Output every line of the data exactly as it appears.
>> START
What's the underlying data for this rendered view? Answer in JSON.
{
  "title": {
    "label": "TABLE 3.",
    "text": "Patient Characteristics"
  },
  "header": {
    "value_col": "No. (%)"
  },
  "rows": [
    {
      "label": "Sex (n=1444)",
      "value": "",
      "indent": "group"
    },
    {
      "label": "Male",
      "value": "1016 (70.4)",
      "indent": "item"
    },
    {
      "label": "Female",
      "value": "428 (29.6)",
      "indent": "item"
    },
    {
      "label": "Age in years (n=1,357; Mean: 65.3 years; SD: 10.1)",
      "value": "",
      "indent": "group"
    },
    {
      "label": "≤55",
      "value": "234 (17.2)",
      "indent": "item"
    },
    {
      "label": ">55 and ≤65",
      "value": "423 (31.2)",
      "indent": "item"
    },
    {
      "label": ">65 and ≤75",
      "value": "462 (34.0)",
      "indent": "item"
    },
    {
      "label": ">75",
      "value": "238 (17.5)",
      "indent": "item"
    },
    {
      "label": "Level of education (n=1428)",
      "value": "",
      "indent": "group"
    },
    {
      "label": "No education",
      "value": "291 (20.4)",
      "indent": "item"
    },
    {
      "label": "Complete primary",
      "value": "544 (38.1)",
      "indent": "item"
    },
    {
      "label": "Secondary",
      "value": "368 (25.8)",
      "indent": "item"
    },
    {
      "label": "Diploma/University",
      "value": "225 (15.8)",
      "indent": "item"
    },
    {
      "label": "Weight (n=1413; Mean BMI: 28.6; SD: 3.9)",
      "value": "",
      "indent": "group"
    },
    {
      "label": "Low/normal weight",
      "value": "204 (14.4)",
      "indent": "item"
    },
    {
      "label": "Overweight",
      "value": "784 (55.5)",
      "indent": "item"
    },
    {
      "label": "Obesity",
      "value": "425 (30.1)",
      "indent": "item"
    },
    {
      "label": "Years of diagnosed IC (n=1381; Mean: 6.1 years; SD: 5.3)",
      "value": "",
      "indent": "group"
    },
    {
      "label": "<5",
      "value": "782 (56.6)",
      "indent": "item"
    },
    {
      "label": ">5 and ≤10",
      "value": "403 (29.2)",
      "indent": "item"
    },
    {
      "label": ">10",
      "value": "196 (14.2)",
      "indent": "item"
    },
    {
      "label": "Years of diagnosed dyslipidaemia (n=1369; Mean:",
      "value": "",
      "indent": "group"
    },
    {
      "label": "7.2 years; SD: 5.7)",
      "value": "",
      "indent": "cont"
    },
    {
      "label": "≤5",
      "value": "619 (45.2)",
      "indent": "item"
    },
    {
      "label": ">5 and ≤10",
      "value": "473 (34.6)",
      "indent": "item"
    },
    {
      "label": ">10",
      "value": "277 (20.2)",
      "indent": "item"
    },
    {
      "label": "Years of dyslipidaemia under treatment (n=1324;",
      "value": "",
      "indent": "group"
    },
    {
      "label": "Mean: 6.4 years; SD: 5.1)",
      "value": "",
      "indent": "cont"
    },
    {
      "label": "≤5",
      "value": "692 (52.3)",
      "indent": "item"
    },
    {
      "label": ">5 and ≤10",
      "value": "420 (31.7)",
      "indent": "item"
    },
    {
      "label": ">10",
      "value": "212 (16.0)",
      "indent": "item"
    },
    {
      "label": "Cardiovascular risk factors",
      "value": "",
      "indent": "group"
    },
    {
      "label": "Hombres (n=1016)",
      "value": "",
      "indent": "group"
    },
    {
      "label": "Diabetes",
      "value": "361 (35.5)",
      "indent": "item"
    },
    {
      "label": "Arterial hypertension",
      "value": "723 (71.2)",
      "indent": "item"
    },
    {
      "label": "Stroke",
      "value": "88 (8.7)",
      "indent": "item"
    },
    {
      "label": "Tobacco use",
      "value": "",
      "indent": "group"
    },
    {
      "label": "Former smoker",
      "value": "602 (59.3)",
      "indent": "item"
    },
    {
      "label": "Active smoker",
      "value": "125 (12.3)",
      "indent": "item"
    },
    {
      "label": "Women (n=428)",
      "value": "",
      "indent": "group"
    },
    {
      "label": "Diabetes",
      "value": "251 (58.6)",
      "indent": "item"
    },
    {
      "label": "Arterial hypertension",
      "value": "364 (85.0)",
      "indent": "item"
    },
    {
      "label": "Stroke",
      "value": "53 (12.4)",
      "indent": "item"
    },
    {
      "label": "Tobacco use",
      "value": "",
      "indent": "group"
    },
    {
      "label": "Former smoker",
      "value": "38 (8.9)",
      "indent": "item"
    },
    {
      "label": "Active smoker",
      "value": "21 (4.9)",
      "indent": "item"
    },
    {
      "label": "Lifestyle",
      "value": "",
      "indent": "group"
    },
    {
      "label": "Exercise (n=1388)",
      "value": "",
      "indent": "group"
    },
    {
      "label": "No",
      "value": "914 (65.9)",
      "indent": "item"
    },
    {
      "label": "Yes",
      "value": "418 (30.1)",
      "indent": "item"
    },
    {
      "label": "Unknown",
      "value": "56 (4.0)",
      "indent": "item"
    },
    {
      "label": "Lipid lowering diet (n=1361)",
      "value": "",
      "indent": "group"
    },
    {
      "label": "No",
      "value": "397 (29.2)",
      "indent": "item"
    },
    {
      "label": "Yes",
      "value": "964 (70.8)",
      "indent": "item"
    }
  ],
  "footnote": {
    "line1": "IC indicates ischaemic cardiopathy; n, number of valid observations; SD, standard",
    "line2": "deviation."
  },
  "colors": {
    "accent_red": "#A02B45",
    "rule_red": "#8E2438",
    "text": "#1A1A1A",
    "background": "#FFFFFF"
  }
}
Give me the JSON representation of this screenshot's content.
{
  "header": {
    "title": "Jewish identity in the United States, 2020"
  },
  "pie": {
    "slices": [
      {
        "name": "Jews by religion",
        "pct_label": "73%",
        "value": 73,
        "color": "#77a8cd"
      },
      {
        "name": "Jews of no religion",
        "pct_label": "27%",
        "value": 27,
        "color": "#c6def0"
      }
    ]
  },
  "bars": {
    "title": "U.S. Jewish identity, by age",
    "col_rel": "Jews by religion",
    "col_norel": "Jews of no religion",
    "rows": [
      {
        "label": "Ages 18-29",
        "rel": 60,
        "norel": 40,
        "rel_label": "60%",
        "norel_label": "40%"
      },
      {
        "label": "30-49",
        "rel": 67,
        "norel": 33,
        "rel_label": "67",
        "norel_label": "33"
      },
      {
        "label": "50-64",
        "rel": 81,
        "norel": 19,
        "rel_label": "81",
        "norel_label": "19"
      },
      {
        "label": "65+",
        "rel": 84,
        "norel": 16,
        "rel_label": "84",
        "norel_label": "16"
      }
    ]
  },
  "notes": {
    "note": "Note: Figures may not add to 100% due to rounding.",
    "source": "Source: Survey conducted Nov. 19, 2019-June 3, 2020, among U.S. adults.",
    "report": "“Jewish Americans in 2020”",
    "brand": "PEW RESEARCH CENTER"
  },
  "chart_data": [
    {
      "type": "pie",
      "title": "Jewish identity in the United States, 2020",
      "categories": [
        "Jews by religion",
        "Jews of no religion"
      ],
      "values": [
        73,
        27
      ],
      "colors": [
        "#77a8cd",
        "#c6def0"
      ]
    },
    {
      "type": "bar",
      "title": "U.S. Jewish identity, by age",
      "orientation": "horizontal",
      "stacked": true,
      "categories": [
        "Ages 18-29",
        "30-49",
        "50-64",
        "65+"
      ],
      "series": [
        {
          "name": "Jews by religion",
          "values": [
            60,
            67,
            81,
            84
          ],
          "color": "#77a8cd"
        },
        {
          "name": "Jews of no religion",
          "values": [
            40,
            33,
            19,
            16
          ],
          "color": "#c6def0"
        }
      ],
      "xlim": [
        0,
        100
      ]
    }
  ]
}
>> END
## Expected answer
What's the underlying data for this rendered view? Answer in JSON.
{
  "title": {
    "label": "TABLE 3.",
    "text": "Patient Characteristics"
  },
  "header": {
    "value_col": "No. (%)"
  },
  "rows": [
    {
      "label": "Sex (n=1444)",
      "value": "",
      "indent": "group"
    },
    {
      "label": "Male",
      "value": "1016 (70.4)",
      "indent": "item"
    },
    {
      "label": "Female",
      "value": "428 (29.6)",
      "indent": "item"
    },
    {
      "label": "Age in years (n=1,357; Mean: 65.3 years; SD: 10.1)",
      "value": "",
      "indent": "group"
    },
    {
      "label": "≤55",
      "value": "234 (17.2)",
      "indent": "item"
    },
    {
      "label": ">55 and ≤65",
      "value": "423 (31.2)",
      "indent": "item"
    },
    {
      "label": ">65 and ≤75",
      "value": "462 (34.0)",
      "indent": "item"
    },
    {
      "label": ">75",
      "value": "238 (17.5)",
      "indent": "item"
    },
    {
      "label": "Level of education (n=1428)",
      "value": "",
      "indent": "group"
    },
    {
      "label": "No education",
      "value": "291 (20.4)",
      "indent": "item"
    },
    {
      "label": "Complete primary",
      "value": "544 (38.1)",
      "indent": "item"
    },
    {
      "label": "Secondary",
      "value": "368 (25.8)",
      "indent": "item"
    },
    {
      "label": "Diploma/University",
      "value": "225 (15.8)",
      "indent": "item"
    },
    {
      "label": "Weight (n=1413; Mean BMI: 28.6; SD: 3.9)",
      "value": "",
      "indent": "group"
    },
    {
      "label": "Low/normal weight",
      "value": "204 (14.4)",
      "indent": "item"
    },
    {
      "label": "Overweight",
      "value": "784 (55.5)",
      "indent": "item"
    },
    {
      "label": "Obesity",
      "value": "425 (30.1)",
      "indent": "item"
    },
    {
      "label": "Years of diagnosed IC (n=1381; Mean: 6.1 years; SD: 5.3)",
      "value": "",
      "indent": "group"
    },
    {
      "label": "<5",
      "value": "782 (56.6)",
      "indent": "item"
    },
    {
      "label": ">5 and ≤10",
      "value": "403 (29.2)",
      "indent": "item"
    },
    {
      "label": ">10",
      "value": "196 (14.2)",
      "indent": "item"
    },
    {
      "label": "Years of diagnosed dyslipidaemia (n=1369; Mean:",
      "value": "",
      "indent": "group"
    },
    {
      "label": "7.2 years; SD: 5.7)",
      "value": "",
      "indent": "cont"
    },
    {
      "label": "≤5",
      "value": "619 (45.2)",
      "indent": "item"
    },
    {
      "label": ">5 and ≤10",
      "value": "473 (34.6)",
      "indent": "item"
    },
    {
      "label": ">10",
      "value": "277 (20.2)",
      "indent": "item"
    },
    {
      "label": "Years of dyslipidaemia under treatment (n=1324;",
      "value": "",
      "indent": "group"
    },
    {
      "label": "Mean: 6.4 years; SD: 5.1)",
      "value": "",
      "indent": "cont"
    },
    {
      "label": "≤5",
      "value": "692 (52.3)",
      "indent": "item"
    },
    {
      "label": ">5 and ≤10",
      "value": "420 (31.7)",
      "indent": "item"
    },
    {
      "label": ">10",
      "value": "212 (16.0)",
      "indent": "item"
    },
    {
      "label": "Cardiovascular risk factors",
      "value": "",
      "indent": "group"
    },
    {
      "label": "Hombres (n=1016)",
      "value": "",
      "indent": "group"
    },
    {
      "label": "Diabetes",
      "value": "361 (35.5)",
      "indent": "item"
    },
    {
      "label": "Arterial hypertension",
      "value": "723 (71.2)",
      "indent": "item"
    },
    {
      "label": "Stroke",
      "value": "88 (8.7)",
      "indent": "item"
    },
    {
      "label": "Tobacco use",
      "value": "",
      "indent": "group"
    },
    {
      "label": "Former smoker",
      "value": "602 (59.3)",
      "indent": "item"
    },
    {
      "label": "Active smoker",
      "value": "125 (12.3)",
      "indent": "item"
    },
    {
      "label": "Women (n=428)",
      "value": "",
      "indent": "group"
    },
    {
      "label": "Diabetes",
      "value": "251 (58.6)",
      "indent": "item"
    },
    {
      "label": "Arterial hypertension",
      "value": "364 (85.0)",
      "indent": "item"
    },
    {
      "label": "Stroke",
      "value": "53 (12.4)",
      "indent": "item"
    },
    {
      "label": "Tobacco use",
      "value": "",
      "indent": "group"
    },
    {
      "label": "Former smoker",
      "value": "38 (8.9)",
      "indent": "item"
    },
    {
      "label": "Active smoker",
      "value": "21 (4.9)",
      "indent": "item"
    },
    {
      "label": "Lifestyle",
      "value": "",
      "indent": "group"
    },
    {
      "label": "Exercise (n=1388)",
      "value": "",
      "indent": "group"
    },
    {
      "label": "No",
      "value": "914 (65.9)",
      "indent": "item"
    },
    {
      "label": "Yes",
      "value": "418 (30.1)",
      "indent": "item"
    },
    {
      "label": "Unknown",
      "value": "56 (4.0)",
      "indent": "item"
    },
    {
      "label": "Lipid lowering diet (n=1361)",
      "value": "",
      "indent": "group"
    },
    {
      "label": "No",
      "value": "397 (29.2)",
      "indent": "item"
    },
    {
      "label": "Yes",
      "value": "964 (70.8)",
      "indent": "item"
    }
  ],
  "footnote": {
    "line1": "IC indicates ischaemic cardiopathy; n, number of valid observations; SD, standard",
    "line2": "deviation."
  },
  "colors": {
    "accent_red": "#A02B45",
    "rule_red": "#8E2438",
    "text": "#1A1A1A",
    "background": "#FFFFFF"
  }
}
Give me the JSON representation of this screenshot's content.
{
  "header": {
    "title": "Jewish identity in the United States, 2020"
  },
  "pie": {
    "slices": [
      {
        "name": "Jews by religion",
        "pct_label": "73%",
        "value": 73,
        "color": "#77a8cd"
      },
      {
        "name": "Jews of no religion",
        "pct_label": "27%",
        "value": 27,
        "color": "#c6def0"
      }
    ]
  },
  "bars": {
    "title": "U.S. Jewish identity, by age",
    "col_rel": "Jews by religion",
    "col_norel": "Jews of no religion",
    "rows": [
      {
        "label": "Ages 18-29",
        "rel": 60,
        "norel": 40,
        "rel_label": "60%",
        "norel_label": "40%"
      },
      {
        "label": "30-49",
        "rel": 67,
        "norel": 33,
        "rel_label": "67",
        "norel_label": "33"
      },
      {
        "label": "50-64",
        "rel": 81,
        "norel": 19,
        "rel_label": "81",
        "norel_label": "19"
      },
      {
        "label": "65+",
        "rel": 84,
        "norel": 16,
        "rel_label": "84",
        "norel_label": "16"
      }
    ]
  },
  "notes": {
    "note": "Note: Figures may not add to 100% due to rounding.",
    "source": "Source: Survey conducted Nov. 19, 2019-June 3, 2020, among U.S. adults.",
    "report": "“Jewish Americans in 2020”",
    "brand": "PEW RESEARCH CENTER"
  },
  "chart_data": [
    {
      "type": "pie",
      "title": "Jewish identity in the United States, 2020",
      "categories": [
        "Jews by religion",
        "Jews of no religion"
      ],
      "values": [
        73,
        27
      ],
      "colors": [
        "#77a8cd",
        "#c6def0"
      ]
    },
    {
      "type": "bar",
      "title": "U.S. Jewish identity, by age",
      "orientation": "horizontal",
      "stacked": true,
      "categories": [
        "Ages 18-29",
        "30-49",
        "50-64",
        "65+"
      ],
      "series": [
        {
          "name": "Jews by religion",
          "values": [
            60,
            67,
            81,
            84
          ],
          "color": "#77a8cd"
        },
        {
          "name": "Jews of no religion",
          "values": [
            40,
            33,
            19,
            16
          ],
          "color": "#c6def0"
        }
      ],
      "xlim": [
        0,
        100
      ]
    }
  ]
}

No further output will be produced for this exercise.